**Problem to solve**
List each line holding the string "your".

Data records

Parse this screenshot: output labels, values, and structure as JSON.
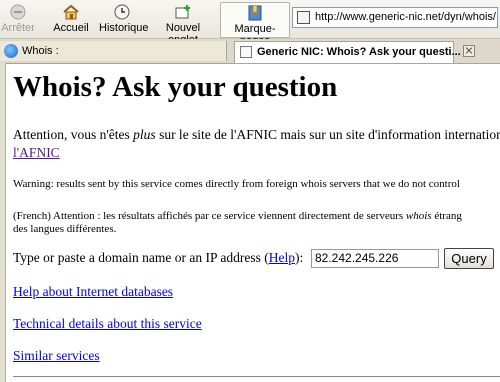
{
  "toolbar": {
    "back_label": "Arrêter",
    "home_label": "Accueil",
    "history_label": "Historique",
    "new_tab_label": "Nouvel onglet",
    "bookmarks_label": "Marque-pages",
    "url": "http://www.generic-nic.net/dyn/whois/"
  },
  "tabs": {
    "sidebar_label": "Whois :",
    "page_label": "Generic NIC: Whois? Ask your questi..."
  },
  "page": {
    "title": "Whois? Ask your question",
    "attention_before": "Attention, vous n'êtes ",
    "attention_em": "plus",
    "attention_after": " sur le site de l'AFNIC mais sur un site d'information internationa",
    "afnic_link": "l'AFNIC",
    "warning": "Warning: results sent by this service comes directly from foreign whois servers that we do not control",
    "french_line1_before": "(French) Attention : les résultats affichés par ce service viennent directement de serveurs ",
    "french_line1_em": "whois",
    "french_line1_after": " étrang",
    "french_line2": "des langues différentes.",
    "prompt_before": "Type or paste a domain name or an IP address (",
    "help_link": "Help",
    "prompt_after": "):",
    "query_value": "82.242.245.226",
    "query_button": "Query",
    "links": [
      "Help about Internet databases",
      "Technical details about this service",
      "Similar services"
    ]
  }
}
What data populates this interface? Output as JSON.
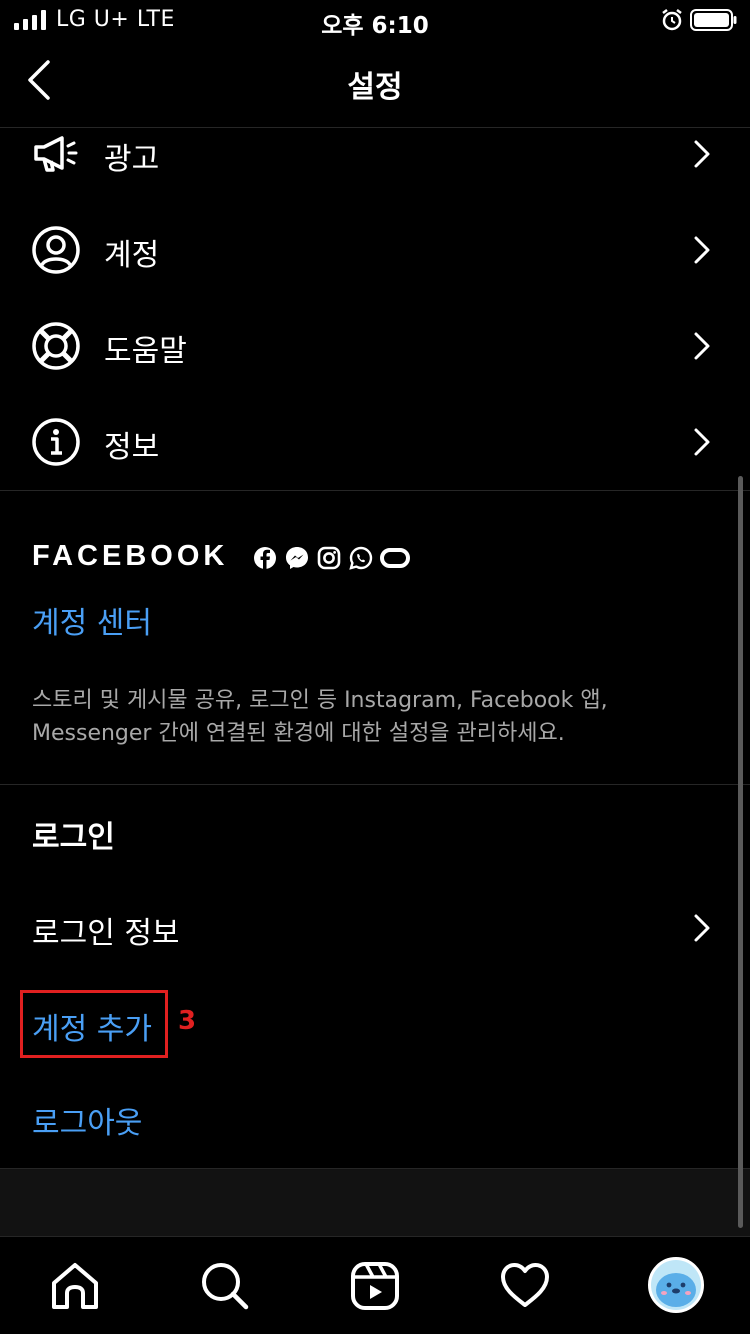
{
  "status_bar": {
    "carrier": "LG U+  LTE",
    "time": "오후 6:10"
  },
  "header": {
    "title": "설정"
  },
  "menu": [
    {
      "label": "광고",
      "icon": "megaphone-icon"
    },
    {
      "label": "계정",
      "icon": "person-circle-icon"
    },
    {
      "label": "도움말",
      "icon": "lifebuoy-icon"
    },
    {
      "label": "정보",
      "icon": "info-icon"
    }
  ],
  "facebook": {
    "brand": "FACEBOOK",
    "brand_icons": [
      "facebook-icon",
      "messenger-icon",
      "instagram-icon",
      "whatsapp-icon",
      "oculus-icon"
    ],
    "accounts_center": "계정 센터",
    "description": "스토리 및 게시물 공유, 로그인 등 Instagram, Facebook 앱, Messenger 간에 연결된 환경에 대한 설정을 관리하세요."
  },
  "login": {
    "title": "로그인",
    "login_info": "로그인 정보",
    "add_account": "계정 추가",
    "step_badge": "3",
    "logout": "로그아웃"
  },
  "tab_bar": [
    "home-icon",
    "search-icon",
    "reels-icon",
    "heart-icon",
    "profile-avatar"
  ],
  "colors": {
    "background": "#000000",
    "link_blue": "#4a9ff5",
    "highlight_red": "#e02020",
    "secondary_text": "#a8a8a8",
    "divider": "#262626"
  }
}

**Final result**
    "page_label": "Generic NIC: Whois? Ask your questi..."
    "title": "Whois? Ask your question",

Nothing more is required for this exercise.